Work out the number of lines in the listing that include the string "JSON". Reply with that number alone.

Task inputs →
* * * * * * *

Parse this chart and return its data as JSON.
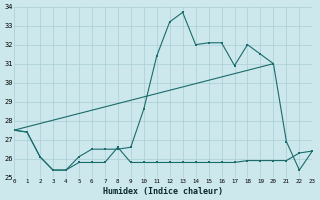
{
  "xlabel": "Humidex (Indice chaleur)",
  "bg_color": "#cce8ec",
  "grid_color": "#aacdd4",
  "line_color": "#1a6b6b",
  "x": [
    0,
    1,
    2,
    3,
    4,
    5,
    6,
    7,
    8,
    9,
    10,
    11,
    12,
    13,
    14,
    15,
    16,
    17,
    18,
    19,
    20,
    21,
    22,
    23
  ],
  "main_line": [
    27.5,
    27.4,
    26.1,
    25.4,
    25.4,
    26.1,
    26.5,
    26.5,
    26.5,
    26.6,
    28.6,
    31.4,
    33.2,
    33.7,
    32.0,
    32.1,
    32.1,
    30.9,
    32.0,
    31.5,
    31.0,
    26.9,
    25.4,
    26.4
  ],
  "bottom_line": [
    27.5,
    27.4,
    26.1,
    25.4,
    25.4,
    25.8,
    25.8,
    25.8,
    26.6,
    25.8,
    25.8,
    25.8,
    25.8,
    25.8,
    25.8,
    25.8,
    25.8,
    25.8,
    25.9,
    25.9,
    25.9,
    25.9,
    26.3,
    26.4
  ],
  "trend_line_x": [
    0,
    20
  ],
  "trend_line_y": [
    27.5,
    31.0
  ],
  "ylim": [
    25,
    34
  ],
  "xlim": [
    0,
    23
  ],
  "yticks": [
    25,
    26,
    27,
    28,
    29,
    30,
    31,
    32,
    33,
    34
  ],
  "xticks": [
    0,
    1,
    2,
    3,
    4,
    5,
    6,
    7,
    8,
    9,
    10,
    11,
    12,
    13,
    14,
    15,
    16,
    17,
    18,
    19,
    20,
    21,
    22,
    23
  ]
}
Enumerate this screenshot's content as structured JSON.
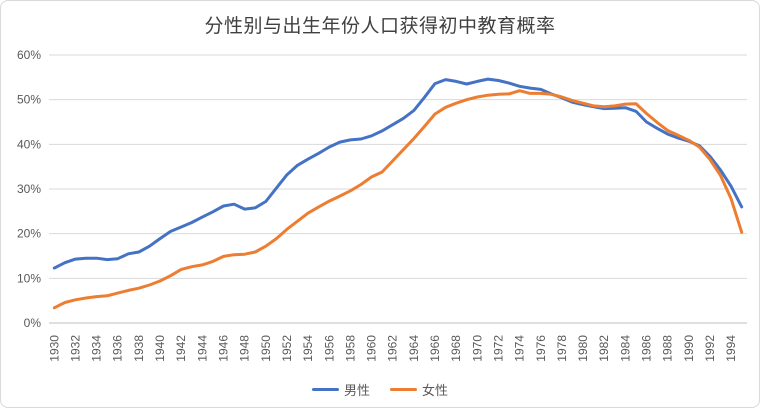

* * * * * * *

Answer to the problem → 2